• Your objective:
Output exactly, and only, the stretch of lines beginning at the line with "Parse this screenshot: output" and ending at the last line of the listing below. Drop the pictures.

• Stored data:
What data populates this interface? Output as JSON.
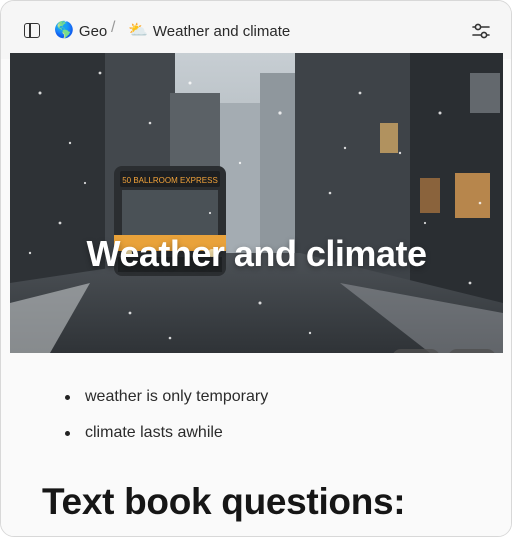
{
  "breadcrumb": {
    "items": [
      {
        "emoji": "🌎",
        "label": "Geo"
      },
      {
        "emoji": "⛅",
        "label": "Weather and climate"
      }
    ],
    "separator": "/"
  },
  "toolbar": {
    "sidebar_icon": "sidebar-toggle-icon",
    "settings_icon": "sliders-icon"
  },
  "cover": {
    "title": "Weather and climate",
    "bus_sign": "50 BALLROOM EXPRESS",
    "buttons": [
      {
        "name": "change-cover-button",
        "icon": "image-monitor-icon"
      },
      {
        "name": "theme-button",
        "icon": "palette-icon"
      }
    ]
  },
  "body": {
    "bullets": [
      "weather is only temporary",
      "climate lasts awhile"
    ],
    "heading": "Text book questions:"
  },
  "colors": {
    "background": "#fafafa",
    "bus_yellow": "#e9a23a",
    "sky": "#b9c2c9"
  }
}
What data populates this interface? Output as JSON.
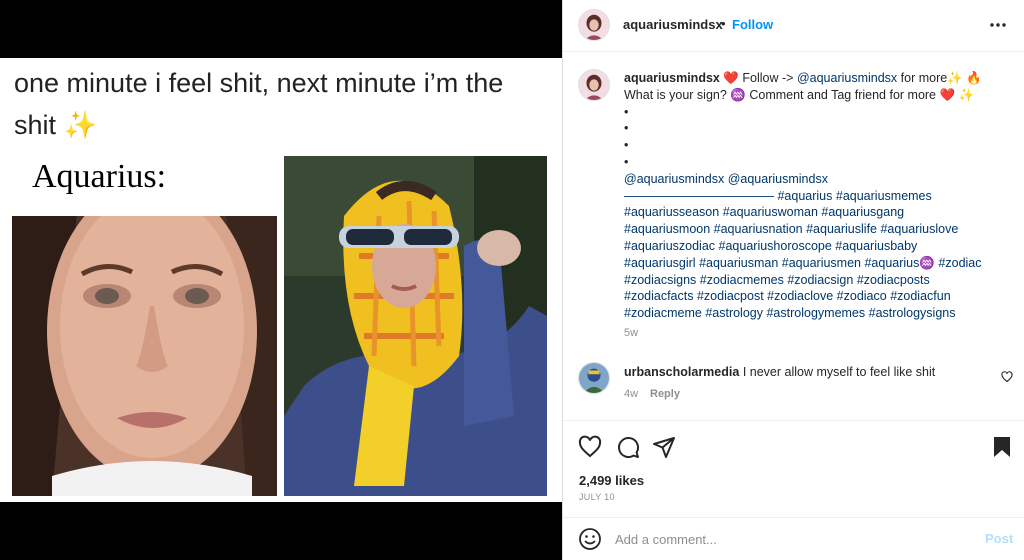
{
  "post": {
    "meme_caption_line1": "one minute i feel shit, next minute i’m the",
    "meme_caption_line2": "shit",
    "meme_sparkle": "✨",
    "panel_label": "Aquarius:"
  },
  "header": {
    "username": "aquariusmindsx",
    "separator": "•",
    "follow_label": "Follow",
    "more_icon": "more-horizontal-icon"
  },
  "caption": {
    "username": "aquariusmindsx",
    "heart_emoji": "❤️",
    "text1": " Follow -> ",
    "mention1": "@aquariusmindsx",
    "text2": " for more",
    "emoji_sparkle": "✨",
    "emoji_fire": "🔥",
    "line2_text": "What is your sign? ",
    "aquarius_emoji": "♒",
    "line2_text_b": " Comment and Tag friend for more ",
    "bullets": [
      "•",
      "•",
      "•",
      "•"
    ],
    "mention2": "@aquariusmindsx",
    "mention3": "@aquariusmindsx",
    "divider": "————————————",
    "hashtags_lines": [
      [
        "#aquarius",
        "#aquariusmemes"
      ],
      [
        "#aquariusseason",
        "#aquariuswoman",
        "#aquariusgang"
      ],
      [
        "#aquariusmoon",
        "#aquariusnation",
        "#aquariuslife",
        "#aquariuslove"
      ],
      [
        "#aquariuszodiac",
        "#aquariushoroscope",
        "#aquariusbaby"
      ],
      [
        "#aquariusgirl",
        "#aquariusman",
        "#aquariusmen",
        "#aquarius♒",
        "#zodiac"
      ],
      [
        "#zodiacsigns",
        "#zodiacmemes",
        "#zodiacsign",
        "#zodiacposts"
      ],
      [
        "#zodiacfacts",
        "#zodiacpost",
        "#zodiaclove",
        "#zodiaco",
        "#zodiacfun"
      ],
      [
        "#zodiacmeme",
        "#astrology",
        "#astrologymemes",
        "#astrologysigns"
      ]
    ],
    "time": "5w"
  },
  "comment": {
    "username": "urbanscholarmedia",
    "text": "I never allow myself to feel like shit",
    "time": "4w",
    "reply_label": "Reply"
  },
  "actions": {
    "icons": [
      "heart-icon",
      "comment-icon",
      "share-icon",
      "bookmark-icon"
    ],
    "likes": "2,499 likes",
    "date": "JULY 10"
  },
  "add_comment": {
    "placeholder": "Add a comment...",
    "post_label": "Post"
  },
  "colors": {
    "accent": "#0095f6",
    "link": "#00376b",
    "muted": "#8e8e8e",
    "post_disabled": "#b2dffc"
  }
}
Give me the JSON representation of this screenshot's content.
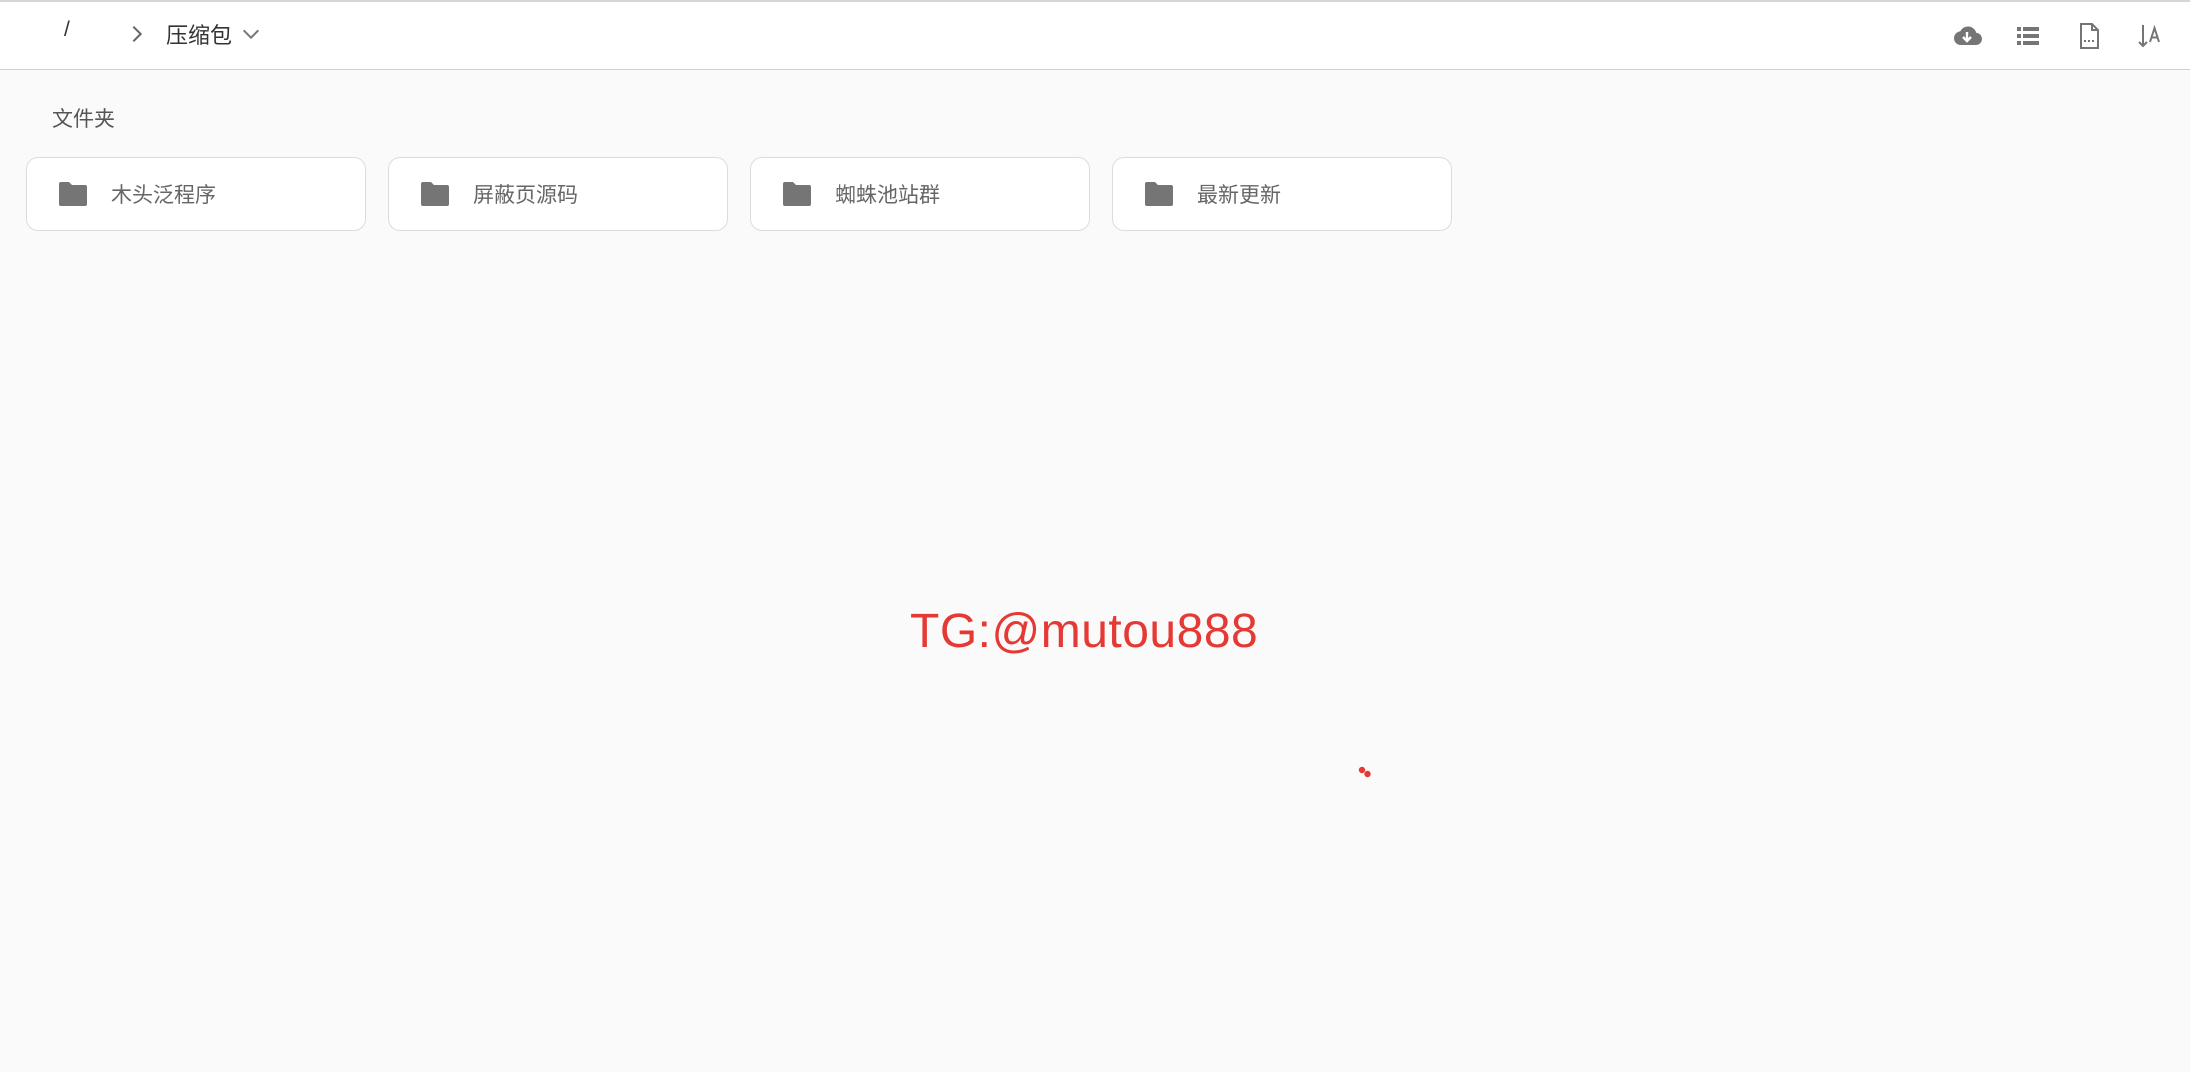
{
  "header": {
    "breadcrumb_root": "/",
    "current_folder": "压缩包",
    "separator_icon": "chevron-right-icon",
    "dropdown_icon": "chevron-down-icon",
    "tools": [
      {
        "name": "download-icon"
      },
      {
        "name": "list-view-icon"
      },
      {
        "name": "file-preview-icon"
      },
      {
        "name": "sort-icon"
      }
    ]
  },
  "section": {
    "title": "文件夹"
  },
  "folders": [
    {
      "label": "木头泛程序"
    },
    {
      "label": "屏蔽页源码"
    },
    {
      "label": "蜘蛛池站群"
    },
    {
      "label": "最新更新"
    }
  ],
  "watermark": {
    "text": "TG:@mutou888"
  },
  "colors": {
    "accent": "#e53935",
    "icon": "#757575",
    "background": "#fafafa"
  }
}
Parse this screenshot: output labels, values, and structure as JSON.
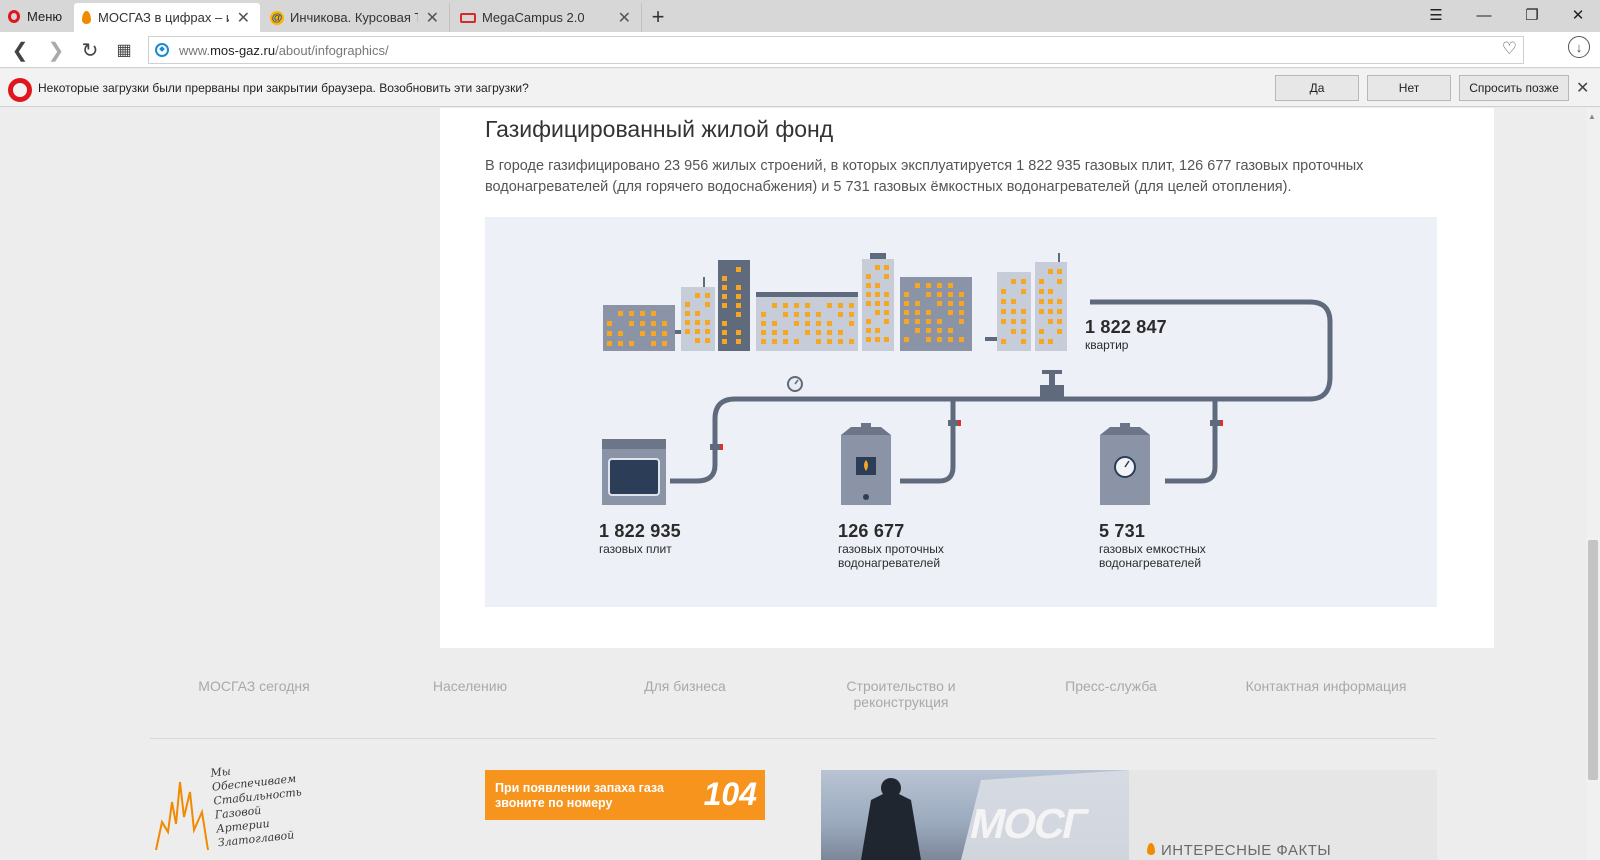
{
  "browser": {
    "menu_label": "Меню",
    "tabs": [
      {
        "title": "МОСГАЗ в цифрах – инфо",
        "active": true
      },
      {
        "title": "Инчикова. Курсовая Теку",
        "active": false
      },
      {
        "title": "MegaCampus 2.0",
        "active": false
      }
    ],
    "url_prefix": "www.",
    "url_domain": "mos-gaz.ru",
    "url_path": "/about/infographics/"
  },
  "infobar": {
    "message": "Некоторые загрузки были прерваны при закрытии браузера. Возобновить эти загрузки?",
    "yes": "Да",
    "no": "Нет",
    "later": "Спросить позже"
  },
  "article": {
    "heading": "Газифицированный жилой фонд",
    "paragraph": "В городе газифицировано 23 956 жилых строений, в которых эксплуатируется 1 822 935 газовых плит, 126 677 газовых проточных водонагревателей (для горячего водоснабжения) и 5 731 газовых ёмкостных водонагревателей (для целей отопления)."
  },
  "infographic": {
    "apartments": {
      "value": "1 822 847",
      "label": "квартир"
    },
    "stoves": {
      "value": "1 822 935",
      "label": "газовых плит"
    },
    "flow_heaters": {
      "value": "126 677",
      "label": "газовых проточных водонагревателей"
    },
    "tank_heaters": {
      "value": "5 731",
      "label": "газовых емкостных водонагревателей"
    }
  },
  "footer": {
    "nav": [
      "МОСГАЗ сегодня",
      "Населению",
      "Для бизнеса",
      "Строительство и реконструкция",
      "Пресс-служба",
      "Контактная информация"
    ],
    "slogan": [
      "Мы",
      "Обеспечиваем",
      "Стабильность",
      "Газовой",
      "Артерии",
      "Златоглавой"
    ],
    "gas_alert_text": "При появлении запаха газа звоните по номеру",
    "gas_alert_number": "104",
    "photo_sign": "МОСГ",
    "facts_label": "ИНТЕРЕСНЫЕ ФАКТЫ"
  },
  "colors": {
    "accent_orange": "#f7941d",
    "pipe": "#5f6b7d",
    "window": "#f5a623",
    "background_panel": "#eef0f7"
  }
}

• Solution for this exercise:
Parse this screenshot: output labels, values, and structure as JSON.
{
  "browser": {
    "menu_label": "Меню",
    "tabs": [
      {
        "title": "МОСГАЗ в цифрах – инфо",
        "active": true
      },
      {
        "title": "Инчикова. Курсовая Теку",
        "active": false
      },
      {
        "title": "MegaCampus 2.0",
        "active": false
      }
    ],
    "url_prefix": "www.",
    "url_domain": "mos-gaz.ru",
    "url_path": "/about/infographics/"
  },
  "infobar": {
    "message": "Некоторые загрузки были прерваны при закрытии браузера. Возобновить эти загрузки?",
    "yes": "Да",
    "no": "Нет",
    "later": "Спросить позже"
  },
  "article": {
    "heading": "Газифицированный жилой фонд",
    "paragraph": "В городе газифицировано 23 956 жилых строений, в которых эксплуатируется 1 822 935 газовых плит, 126 677 газовых проточных водонагревателей (для горячего водоснабжения) и 5 731 газовых ёмкостных водонагревателей (для целей отопления)."
  },
  "infographic": {
    "apartments": {
      "value": "1 822 847",
      "label": "квартир"
    },
    "stoves": {
      "value": "1 822 935",
      "label": "газовых плит"
    },
    "flow_heaters": {
      "value": "126 677",
      "label": "газовых проточных водонагревателей"
    },
    "tank_heaters": {
      "value": "5 731",
      "label": "газовых емкостных водонагревателей"
    }
  },
  "footer": {
    "nav": [
      "МОСГАЗ сегодня",
      "Населению",
      "Для бизнеса",
      "Строительство и реконструкция",
      "Пресс-служба",
      "Контактная информация"
    ],
    "slogan": [
      "Мы",
      "Обеспечиваем",
      "Стабильность",
      "Газовой",
      "Артерии",
      "Златоглавой"
    ],
    "gas_alert_text": "При появлении запаха газа звоните по номеру",
    "gas_alert_number": "104",
    "photo_sign": "МОСГ",
    "facts_label": "ИНТЕРЕСНЫЕ ФАКТЫ"
  },
  "colors": {
    "accent_orange": "#f7941d",
    "pipe": "#5f6b7d",
    "window": "#f5a623",
    "background_panel": "#eef0f7"
  }
}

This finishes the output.